> _List of tasks_:
A - Summarize the passage on the Harlem Cultural Council in two sentences.
B - Answer these questions from the passage on the Harlem Cultural Council:
(i) Under whose auspices was the 1964 Community Planning Conference held?
(ii) To what position is co-chair of the council said to be equivalent?
(iii) Until when did Nugent serve as chair of the Program Committee?

> _Text extract_:
## Start

Harlem Cultural Council 
Nugent attended the Community Planning Conference at Columbia University in 1964 as an invited speaker. The conference was held under the auspices of the Borough President of Manhattan/Community Planning Board 10 and Columbia University. The idea of forming an organization to promote the arts in Harlem emerged from the conference's Cultural Planning workshop and led to the formation of the Harlem Cultural Council.  During the 1960s, Nugent and other coworkers founded the Harlem Cultural Council, which sought municipal and federal funds for the arts and mainly worked on construction for the Schomburg Center for Research in Black Culture. Nugent also worked as an artist, performer, and commentator. He took an active role in this effort and attended numerous subsequent meetings. He was elected co-chair (a position equivalent to vice president) of this council. He also served as chair of the Program Committee until March 1967.

## End

> _Supplied data_:
## Start

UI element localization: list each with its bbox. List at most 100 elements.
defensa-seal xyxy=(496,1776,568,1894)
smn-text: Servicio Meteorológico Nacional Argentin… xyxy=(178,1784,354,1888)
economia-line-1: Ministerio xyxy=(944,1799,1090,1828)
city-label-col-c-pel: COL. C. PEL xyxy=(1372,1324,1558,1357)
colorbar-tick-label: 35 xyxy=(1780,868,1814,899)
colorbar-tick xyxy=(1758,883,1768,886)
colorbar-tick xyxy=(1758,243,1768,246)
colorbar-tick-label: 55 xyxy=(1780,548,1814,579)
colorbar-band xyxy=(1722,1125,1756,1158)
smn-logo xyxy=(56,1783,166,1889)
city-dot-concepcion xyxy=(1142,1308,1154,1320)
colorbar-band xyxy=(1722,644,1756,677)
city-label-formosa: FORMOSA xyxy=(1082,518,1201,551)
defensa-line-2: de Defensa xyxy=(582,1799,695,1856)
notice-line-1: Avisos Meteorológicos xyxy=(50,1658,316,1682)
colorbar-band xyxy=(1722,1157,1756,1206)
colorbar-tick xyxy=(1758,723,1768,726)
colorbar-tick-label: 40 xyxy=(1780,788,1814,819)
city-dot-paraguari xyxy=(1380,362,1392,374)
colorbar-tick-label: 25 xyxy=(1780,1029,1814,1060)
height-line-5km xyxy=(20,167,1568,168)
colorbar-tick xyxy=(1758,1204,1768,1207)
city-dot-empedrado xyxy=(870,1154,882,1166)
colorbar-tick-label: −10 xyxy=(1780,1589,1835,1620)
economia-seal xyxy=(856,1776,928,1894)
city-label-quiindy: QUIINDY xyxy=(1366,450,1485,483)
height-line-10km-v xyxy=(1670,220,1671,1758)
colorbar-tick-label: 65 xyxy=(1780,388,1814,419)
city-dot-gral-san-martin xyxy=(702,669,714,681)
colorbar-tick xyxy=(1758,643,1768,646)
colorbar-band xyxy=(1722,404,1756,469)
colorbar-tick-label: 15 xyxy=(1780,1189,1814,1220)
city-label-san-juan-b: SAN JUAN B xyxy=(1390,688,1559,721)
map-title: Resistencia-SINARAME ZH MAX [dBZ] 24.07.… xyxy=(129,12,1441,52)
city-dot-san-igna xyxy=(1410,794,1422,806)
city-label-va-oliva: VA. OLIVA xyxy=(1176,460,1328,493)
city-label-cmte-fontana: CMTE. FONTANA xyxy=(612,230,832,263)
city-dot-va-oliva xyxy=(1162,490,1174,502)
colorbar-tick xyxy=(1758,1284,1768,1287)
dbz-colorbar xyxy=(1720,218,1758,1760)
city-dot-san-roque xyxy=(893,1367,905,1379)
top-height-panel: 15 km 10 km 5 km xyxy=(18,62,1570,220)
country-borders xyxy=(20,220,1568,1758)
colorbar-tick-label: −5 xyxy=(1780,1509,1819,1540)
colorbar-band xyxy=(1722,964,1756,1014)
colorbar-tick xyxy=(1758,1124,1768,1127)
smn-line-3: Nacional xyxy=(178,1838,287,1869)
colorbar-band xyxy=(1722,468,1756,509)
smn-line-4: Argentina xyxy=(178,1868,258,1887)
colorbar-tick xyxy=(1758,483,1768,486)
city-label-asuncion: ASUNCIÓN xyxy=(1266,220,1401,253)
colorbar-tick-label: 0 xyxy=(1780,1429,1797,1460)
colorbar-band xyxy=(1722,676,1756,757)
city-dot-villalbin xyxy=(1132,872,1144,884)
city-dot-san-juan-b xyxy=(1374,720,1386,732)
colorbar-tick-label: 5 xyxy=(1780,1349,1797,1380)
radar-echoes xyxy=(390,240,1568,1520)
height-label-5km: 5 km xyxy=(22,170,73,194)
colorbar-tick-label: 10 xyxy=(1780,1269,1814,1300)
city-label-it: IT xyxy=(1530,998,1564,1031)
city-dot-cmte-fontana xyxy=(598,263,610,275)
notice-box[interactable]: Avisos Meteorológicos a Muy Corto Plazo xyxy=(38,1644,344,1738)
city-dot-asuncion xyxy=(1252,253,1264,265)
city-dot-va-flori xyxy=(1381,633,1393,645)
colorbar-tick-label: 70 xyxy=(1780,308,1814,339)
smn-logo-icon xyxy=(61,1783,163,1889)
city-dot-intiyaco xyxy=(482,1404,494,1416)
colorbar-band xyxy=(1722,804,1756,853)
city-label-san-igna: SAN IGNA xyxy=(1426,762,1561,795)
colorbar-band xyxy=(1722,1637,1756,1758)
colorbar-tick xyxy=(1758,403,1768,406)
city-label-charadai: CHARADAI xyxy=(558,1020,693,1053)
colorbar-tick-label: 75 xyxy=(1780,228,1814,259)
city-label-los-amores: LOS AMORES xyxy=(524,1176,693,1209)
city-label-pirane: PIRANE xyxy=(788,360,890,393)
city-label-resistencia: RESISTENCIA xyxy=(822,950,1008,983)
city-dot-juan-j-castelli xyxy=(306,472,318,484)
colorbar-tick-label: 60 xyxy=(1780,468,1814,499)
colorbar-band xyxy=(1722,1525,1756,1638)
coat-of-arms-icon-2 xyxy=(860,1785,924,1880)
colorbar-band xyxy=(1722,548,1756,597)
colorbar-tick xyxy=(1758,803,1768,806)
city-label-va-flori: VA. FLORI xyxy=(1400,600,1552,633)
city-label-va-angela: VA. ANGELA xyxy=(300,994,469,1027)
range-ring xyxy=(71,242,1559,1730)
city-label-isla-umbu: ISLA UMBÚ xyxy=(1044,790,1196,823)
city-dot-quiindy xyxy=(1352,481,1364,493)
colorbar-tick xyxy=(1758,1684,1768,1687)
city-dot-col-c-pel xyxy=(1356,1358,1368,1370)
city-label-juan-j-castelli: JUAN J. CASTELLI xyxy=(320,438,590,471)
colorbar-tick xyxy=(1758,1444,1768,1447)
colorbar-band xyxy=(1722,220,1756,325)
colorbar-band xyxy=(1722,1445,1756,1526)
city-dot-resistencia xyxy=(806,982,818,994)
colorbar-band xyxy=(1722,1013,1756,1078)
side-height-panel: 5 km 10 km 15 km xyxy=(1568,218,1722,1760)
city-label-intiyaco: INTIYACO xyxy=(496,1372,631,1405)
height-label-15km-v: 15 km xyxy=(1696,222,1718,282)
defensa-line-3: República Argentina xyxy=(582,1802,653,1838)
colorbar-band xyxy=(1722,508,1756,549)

## End

> _Results of the exercise_:
A - The idea of forming the Harlem Cultural Council emerged from the Cultural Planning workshop of the 1964 Community Planning Conference at Columbia University, where Nugent was an invited speaker. Nugent and coworkers founded the council, which sought municipal and federal funds for the arts and mainly worked on construction for the Schomburg Center for Research in Black Culture, and Nugent was elected its co-chair and chaired its Program Committee until March 1967.

B -
(i) The Borough President of Manhattan/Community Planning Board 10 and Columbia University
(ii) Vice president
(iii) March 1967